> [Task statement]
Gather every line from the entries below that includes "названия".

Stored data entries
========================================================================
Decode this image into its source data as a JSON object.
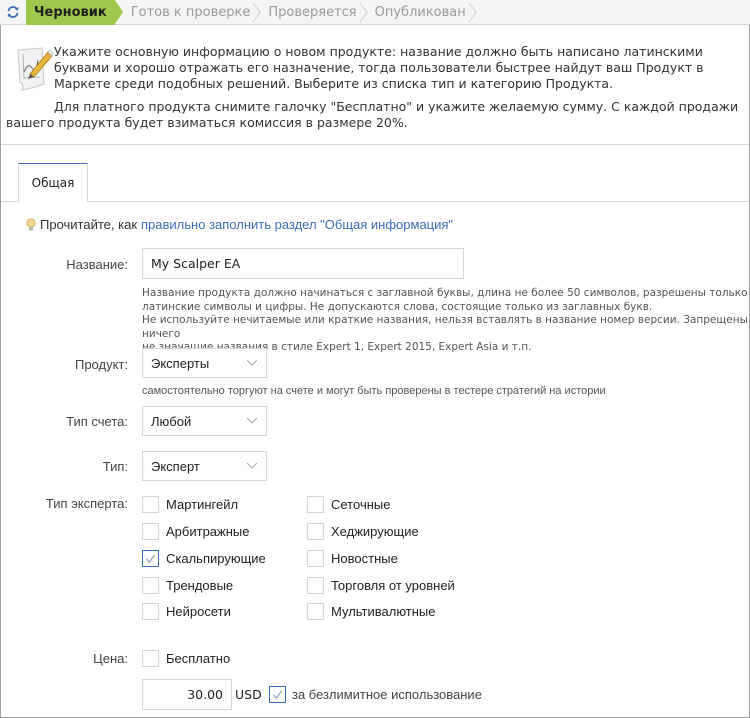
{
  "statusbar": {
    "refresh_icon": "refresh-icon",
    "steps": [
      {
        "label": "Черновик",
        "active": true
      },
      {
        "label": "Готов к проверке",
        "active": false
      },
      {
        "label": "Проверяется",
        "active": false
      },
      {
        "label": "Опубликован",
        "active": false
      }
    ]
  },
  "intro": {
    "icon": "edit-chart-icon",
    "paragraph1": "Укажите основную информацию о новом продукте: название должно быть написано латинскими буквами и хорошо отражать его назначение, тогда пользователи быстрее найдут ваш Продукт в Маркете среди подобных решений. Выберите из списка тип и категорию Продукта.",
    "paragraph2": "Для платного продукта снимите галочку \"Бесплатно\" и укажите желаемую сумму. С каждой продажи вашего продукта будет взиматься комиссия в размере 20%."
  },
  "tabs": [
    {
      "label": "Общая",
      "active": true
    }
  ],
  "tip": {
    "icon": "lightbulb-icon",
    "text": "Прочитайте, как",
    "link": "правильно заполнить раздел \"Общая информация\""
  },
  "form": {
    "name": {
      "label": "Название:",
      "value": "My Scalper EA",
      "hint_line1": "Название продукта должно начинаться с заглавной буквы, длина не более 50 символов, разрешены только",
      "hint_line2": "латинские символы и цифры. Не допускаются слова, состоящие только из заглавных букв.",
      "hint_line3": "Не используйте нечитаемые или краткие названия, нельзя вставлять в название номер версии. Запрещены ничего",
      "hint_line4": "не значащие названия в стиле Expert 1, Expert 2015, Expert Asia и т.п."
    },
    "product": {
      "label": "Продукт:",
      "value": "Эксперты",
      "hint": "самостоятельно торгуют на счете и могут быть проверены в тестере стратегий на истории"
    },
    "account_type": {
      "label": "Тип счета:",
      "value": "Любой"
    },
    "type": {
      "label": "Тип:",
      "value": "Эксперт"
    },
    "expert_type": {
      "label": "Тип эксперта:",
      "options": [
        {
          "label": "Мартингейл",
          "checked": false
        },
        {
          "label": "Сеточные",
          "checked": false
        },
        {
          "label": "Арбитражные",
          "checked": false
        },
        {
          "label": "Хеджирующие",
          "checked": false
        },
        {
          "label": "Скальпирующие",
          "checked": true
        },
        {
          "label": "Новостные",
          "checked": false
        },
        {
          "label": "Трендовые",
          "checked": false
        },
        {
          "label": "Торговля от уровней",
          "checked": false
        },
        {
          "label": "Нейросети",
          "checked": false
        },
        {
          "label": "Мультивалютные",
          "checked": false
        }
      ]
    },
    "price": {
      "label": "Цена:",
      "free_label": "Бесплатно",
      "free_checked": false,
      "value": "30.00",
      "currency": "USD",
      "unlimited_label": "за безлимитное использование",
      "unlimited_checked": true
    }
  },
  "colors": {
    "active_step": "#9cc94b",
    "accent": "#3d6cb7",
    "border": "#d6d6d6"
  }
}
========================================================================
> [Result of the exercise]
      "hint_line3": "Не используйте нечитаемые или краткие названия, нельзя вставлять в название номер версии. Запрещены ничего",
      "hint_line4": "не значащие названия в стиле Expert 1, Expert 2015, Expert Asia и т.п."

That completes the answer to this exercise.